BEGIN Dataset records

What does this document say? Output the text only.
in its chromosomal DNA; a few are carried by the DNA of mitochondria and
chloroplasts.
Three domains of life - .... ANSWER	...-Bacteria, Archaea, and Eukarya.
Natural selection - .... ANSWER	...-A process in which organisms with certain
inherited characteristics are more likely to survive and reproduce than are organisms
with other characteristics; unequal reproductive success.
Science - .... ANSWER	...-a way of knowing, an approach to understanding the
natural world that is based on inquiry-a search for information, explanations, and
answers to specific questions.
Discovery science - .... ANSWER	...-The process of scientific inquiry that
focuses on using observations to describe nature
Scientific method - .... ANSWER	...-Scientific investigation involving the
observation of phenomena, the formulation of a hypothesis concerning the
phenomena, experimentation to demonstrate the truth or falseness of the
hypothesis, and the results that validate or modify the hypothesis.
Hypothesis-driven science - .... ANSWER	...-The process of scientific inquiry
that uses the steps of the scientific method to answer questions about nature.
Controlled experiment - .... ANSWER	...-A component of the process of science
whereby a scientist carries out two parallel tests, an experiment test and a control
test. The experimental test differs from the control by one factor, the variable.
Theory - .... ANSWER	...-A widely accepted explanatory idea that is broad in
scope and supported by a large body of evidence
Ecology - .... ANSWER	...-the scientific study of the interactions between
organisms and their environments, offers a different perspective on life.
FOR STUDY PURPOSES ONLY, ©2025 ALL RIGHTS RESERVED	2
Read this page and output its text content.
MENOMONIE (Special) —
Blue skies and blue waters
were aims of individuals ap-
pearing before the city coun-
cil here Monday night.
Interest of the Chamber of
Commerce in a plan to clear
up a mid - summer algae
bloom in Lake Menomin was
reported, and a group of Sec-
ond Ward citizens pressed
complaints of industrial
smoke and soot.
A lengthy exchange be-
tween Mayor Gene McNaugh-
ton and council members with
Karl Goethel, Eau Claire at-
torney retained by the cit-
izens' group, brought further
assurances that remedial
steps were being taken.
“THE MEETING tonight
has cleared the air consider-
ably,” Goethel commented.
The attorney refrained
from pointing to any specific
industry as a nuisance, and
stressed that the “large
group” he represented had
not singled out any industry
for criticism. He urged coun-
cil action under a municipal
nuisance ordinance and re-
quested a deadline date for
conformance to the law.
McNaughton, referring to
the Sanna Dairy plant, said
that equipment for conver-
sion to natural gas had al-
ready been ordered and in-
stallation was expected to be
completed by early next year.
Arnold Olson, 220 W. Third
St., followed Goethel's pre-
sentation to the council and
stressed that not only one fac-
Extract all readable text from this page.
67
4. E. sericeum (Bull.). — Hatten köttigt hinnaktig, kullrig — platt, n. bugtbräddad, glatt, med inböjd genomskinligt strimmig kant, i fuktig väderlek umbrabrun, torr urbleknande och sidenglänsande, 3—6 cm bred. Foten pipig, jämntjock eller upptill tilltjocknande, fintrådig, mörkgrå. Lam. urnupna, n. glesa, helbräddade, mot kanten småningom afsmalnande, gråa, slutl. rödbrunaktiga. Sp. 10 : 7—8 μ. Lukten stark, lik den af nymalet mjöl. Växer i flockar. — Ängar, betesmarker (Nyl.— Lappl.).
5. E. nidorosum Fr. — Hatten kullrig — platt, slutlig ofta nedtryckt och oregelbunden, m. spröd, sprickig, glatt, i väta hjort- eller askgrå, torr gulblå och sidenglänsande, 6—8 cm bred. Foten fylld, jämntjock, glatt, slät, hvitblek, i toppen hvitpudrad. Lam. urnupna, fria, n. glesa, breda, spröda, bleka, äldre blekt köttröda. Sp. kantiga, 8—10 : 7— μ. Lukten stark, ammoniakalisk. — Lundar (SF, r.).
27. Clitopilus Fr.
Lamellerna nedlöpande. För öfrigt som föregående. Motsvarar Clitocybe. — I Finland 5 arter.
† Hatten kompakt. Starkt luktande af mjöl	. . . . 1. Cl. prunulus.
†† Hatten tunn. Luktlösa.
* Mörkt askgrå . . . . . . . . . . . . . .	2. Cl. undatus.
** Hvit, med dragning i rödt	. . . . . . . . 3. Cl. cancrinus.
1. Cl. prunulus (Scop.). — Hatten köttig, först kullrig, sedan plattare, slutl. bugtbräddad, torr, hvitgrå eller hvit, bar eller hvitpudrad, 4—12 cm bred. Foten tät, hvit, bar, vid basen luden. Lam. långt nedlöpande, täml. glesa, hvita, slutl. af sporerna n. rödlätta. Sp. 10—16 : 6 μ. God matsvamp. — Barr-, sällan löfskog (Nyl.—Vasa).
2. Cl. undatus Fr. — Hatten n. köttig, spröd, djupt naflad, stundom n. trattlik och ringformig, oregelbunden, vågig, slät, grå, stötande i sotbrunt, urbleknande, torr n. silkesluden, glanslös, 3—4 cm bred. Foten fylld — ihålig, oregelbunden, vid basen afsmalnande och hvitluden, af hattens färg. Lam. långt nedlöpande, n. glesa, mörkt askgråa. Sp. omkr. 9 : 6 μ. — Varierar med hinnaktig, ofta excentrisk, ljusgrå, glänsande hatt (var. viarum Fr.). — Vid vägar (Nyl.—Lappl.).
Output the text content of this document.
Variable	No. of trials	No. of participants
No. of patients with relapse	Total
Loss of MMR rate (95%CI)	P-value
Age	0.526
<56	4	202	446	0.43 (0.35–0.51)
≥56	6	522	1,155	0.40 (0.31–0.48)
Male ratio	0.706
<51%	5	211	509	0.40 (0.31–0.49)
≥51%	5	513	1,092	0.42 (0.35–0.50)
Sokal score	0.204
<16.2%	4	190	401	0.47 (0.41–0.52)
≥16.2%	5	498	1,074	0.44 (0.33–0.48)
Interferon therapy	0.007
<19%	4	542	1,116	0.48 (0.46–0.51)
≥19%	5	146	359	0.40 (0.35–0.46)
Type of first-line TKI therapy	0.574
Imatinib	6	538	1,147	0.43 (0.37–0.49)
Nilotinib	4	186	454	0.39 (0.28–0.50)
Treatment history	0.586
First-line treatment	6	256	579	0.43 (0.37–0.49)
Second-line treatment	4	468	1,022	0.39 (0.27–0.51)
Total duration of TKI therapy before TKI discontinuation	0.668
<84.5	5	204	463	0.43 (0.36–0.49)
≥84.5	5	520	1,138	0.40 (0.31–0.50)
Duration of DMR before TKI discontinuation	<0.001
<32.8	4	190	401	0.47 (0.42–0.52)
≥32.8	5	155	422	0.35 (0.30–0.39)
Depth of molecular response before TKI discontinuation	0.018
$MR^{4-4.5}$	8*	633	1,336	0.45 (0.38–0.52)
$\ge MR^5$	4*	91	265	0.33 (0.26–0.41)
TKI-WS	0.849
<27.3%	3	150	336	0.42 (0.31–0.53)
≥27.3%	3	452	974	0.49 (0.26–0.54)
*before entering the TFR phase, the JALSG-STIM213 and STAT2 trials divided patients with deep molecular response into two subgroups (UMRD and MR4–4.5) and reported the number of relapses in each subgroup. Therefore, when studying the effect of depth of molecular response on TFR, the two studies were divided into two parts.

END Dataset records

Required work:
With every word kept as it is, set down the entries again.

Finished exercise:
What does this document say? Output the text only.
in its chromosomal DNA; a few are carried by the DNA of mitochondria and
chloroplasts.
Three domains of life - .... ANSWER	...-Bacteria, Archaea, and Eukarya.
Natural selection - .... ANSWER	...-A process in which organisms with certain
inherited characteristics are more likely to survive and reproduce than are organisms
with other characteristics; unequal reproductive success.
Science - .... ANSWER	...-a way of knowing, an approach to understanding the
natural world that is based on inquiry-a search for information, explanations, and
answers to specific questions.
Discovery science - .... ANSWER	...-The process of scientific inquiry that
focuses on using observations to describe nature
Scientific method - .... ANSWER	...-Scientific investigation involving the
observation of phenomena, the formulation of a hypothesis concerning the
phenomena, experimentation to demonstrate the truth or falseness of the
hypothesis, and the results that validate or modify the hypothesis.
Hypothesis-driven science - .... ANSWER	...-The process of scientific inquiry
that uses the steps of the scientific method to answer questions about nature.
Controlled experiment - .... ANSWER	...-A component of the process of science
whereby a scientist carries out two parallel tests, an experiment test and a control
test. The experimental test differs from the control by one factor, the variable.
Theory - .... ANSWER	...-A widely accepted explanatory idea that is broad in
scope and supported by a large body of evidence
Ecology - .... ANSWER	...-the scientific study of the interactions between
organisms and their environments, offers a different perspective on life.
FOR STUDY PURPOSES ONLY, ©2025 ALL RIGHTS RESERVED	2
Read this page and output its text content.
MENOMONIE (Special) —
Blue skies and blue waters
were aims of individuals ap-
pearing before the city coun-
cil here Monday night.
Interest of the Chamber of
Commerce in a plan to clear
up a mid - summer algae
bloom in Lake Menomin was
reported, and a group of Sec-
ond Ward citizens pressed
complaints of industrial
smoke and soot.
A lengthy exchange be-
tween Mayor Gene McNaugh-
ton and council members with
Karl Goethel, Eau Claire at-
torney retained by the cit-
izens' group, brought further
assurances that remedial
steps were being taken.
“THE MEETING tonight
has cleared the air consider-
ably,” Goethel commented.
The attorney refrained
from pointing to any specific
industry as a nuisance, and
stressed that the “large
group” he represented had
not singled out any industry
for criticism. He urged coun-
cil action under a municipal
nuisance ordinance and re-
quested a deadline date for
conformance to the law.
McNaughton, referring to
the Sanna Dairy plant, said
that equipment for conver-
sion to natural gas had al-
ready been ordered and in-
stallation was expected to be
completed by early next year.
Arnold Olson, 220 W. Third
St., followed Goethel's pre-
sentation to the council and
stressed that not only one fac-
Extract all readable text from this page.
67
4. E. sericeum (Bull.). — Hatten köttigt hinnaktig, kullrig — platt, n. bugtbräddad, glatt, med inböjd genomskinligt strimmig kant, i fuktig väderlek umbrabrun, torr urbleknande och sidenglänsande, 3—6 cm bred. Foten pipig, jämntjock eller upptill tilltjocknande, fintrådig, mörkgrå. Lam. urnupna, n. glesa, helbräddade, mot kanten småningom afsmalnande, gråa, slutl. rödbrunaktiga. Sp. 10 : 7—8 μ. Lukten stark, lik den af nymalet mjöl. Växer i flockar. — Ängar, betesmarker (Nyl.— Lappl.).
5. E. nidorosum Fr. — Hatten kullrig — platt, slutlig ofta nedtryckt och oregelbunden, m. spröd, sprickig, glatt, i väta hjort- eller askgrå, torr gulblå och sidenglänsande, 6—8 cm bred. Foten fylld, jämntjock, glatt, slät, hvitblek, i toppen hvitpudrad. Lam. urnupna, fria, n. glesa, breda, spröda, bleka, äldre blekt köttröda. Sp. kantiga, 8—10 : 7— μ. Lukten stark, ammoniakalisk. — Lundar (SF, r.).
27. Clitopilus Fr.
Lamellerna nedlöpande. För öfrigt som föregående. Motsvarar Clitocybe. — I Finland 5 arter.
† Hatten kompakt. Starkt luktande af mjöl	. . . . 1. Cl. prunulus.
†† Hatten tunn. Luktlösa.
* Mörkt askgrå . . . . . . . . . . . . . .	2. Cl. undatus.
** Hvit, med dragning i rödt	. . . . . . . . 3. Cl. cancrinus.
1. Cl. prunulus (Scop.). — Hatten köttig, först kullrig, sedan plattare, slutl. bugtbräddad, torr, hvitgrå eller hvit, bar eller hvitpudrad, 4—12 cm bred. Foten tät, hvit, bar, vid basen luden. Lam. långt nedlöpande, täml. glesa, hvita, slutl. af sporerna n. rödlätta. Sp. 10—16 : 6 μ. God matsvamp. — Barr-, sällan löfskog (Nyl.—Vasa).
2. Cl. undatus Fr. — Hatten n. köttig, spröd, djupt naflad, stundom n. trattlik och ringformig, oregelbunden, vågig, slät, grå, stötande i sotbrunt, urbleknande, torr n. silkesluden, glanslös, 3—4 cm bred. Foten fylld — ihålig, oregelbunden, vid basen afsmalnande och hvitluden, af hattens färg. Lam. långt nedlöpande, n. glesa, mörkt askgråa. Sp. omkr. 9 : 6 μ. — Varierar med hinnaktig, ofta excentrisk, ljusgrå, glänsande hatt (var. viarum Fr.). — Vid vägar (Nyl.—Lappl.).
Output the text content of this document.
Variable	No. of trials	No. of participants
No. of patients with relapse	Total
Loss of MMR rate (95%CI)	P-value
Age	0.526
<56	4	202	446	0.43 (0.35–0.51)
≥56	6	522	1,155	0.40 (0.31–0.48)
Male ratio	0.706
<51%	5	211	509	0.40 (0.31–0.49)
≥51%	5	513	1,092	0.42 (0.35–0.50)
Sokal score	0.204
<16.2%	4	190	401	0.47 (0.41–0.52)
≥16.2%	5	498	1,074	0.44 (0.33–0.48)
Interferon therapy	0.007
<19%	4	542	1,116	0.48 (0.46–0.51)
≥19%	5	146	359	0.40 (0.35–0.46)
Type of first-line TKI therapy	0.574
Imatinib	6	538	1,147	0.43 (0.37–0.49)
Nilotinib	4	186	454	0.39 (0.28–0.50)
Treatment history	0.586
First-line treatment	6	256	579	0.43 (0.37–0.49)
Second-line treatment	4	468	1,022	0.39 (0.27–0.51)
Total duration of TKI therapy before TKI discontinuation	0.668
<84.5	5	204	463	0.43 (0.36–0.49)
≥84.5	5	520	1,138	0.40 (0.31–0.50)
Duration of DMR before TKI discontinuation	<0.001
<32.8	4	190	401	0.47 (0.42–0.52)
≥32.8	5	155	422	0.35 (0.30–0.39)
Depth of molecular response before TKI discontinuation	0.018
$MR^{4-4.5}$	8*	633	1,336	0.45 (0.38–0.52)
$\ge MR^5$	4*	91	265	0.33 (0.26–0.41)
TKI-WS	0.849
<27.3%	3	150	336	0.42 (0.31–0.53)
≥27.3%	3	452	974	0.49 (0.26–0.54)
*before entering the TFR phase, the JALSG-STIM213 and STAT2 trials divided patients with deep molecular response into two subgroups (UMRD and MR4–4.5) and reported the number of relapses in each subgroup. Therefore, when studying the effect of depth of molecular response on TFR, the two studies were divided into two parts.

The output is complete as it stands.